Raw records:

- - - - - - -

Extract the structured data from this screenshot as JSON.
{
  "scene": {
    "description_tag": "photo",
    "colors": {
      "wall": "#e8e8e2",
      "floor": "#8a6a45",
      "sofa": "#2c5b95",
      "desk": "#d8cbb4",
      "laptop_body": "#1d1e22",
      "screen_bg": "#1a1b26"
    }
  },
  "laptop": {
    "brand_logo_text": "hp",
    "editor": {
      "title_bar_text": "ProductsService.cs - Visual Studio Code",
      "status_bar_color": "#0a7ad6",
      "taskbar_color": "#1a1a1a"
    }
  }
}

- - - - - - -

Problem details: Repeat the records above exactly.

Exercise response:
Extract the structured data from this screenshot as JSON.
{
  "scene": {
    "description_tag": "photo",
    "colors": {
      "wall": "#e8e8e2",
      "floor": "#8a6a45",
      "sofa": "#2c5b95",
      "desk": "#d8cbb4",
      "laptop_body": "#1d1e22",
      "screen_bg": "#1a1b26"
    }
  },
  "laptop": {
    "brand_logo_text": "hp",
    "editor": {
      "title_bar_text": "ProductsService.cs - Visual Studio Code",
      "status_bar_color": "#0a7ad6",
      "taskbar_color": "#1a1a1a"
    }
  }
}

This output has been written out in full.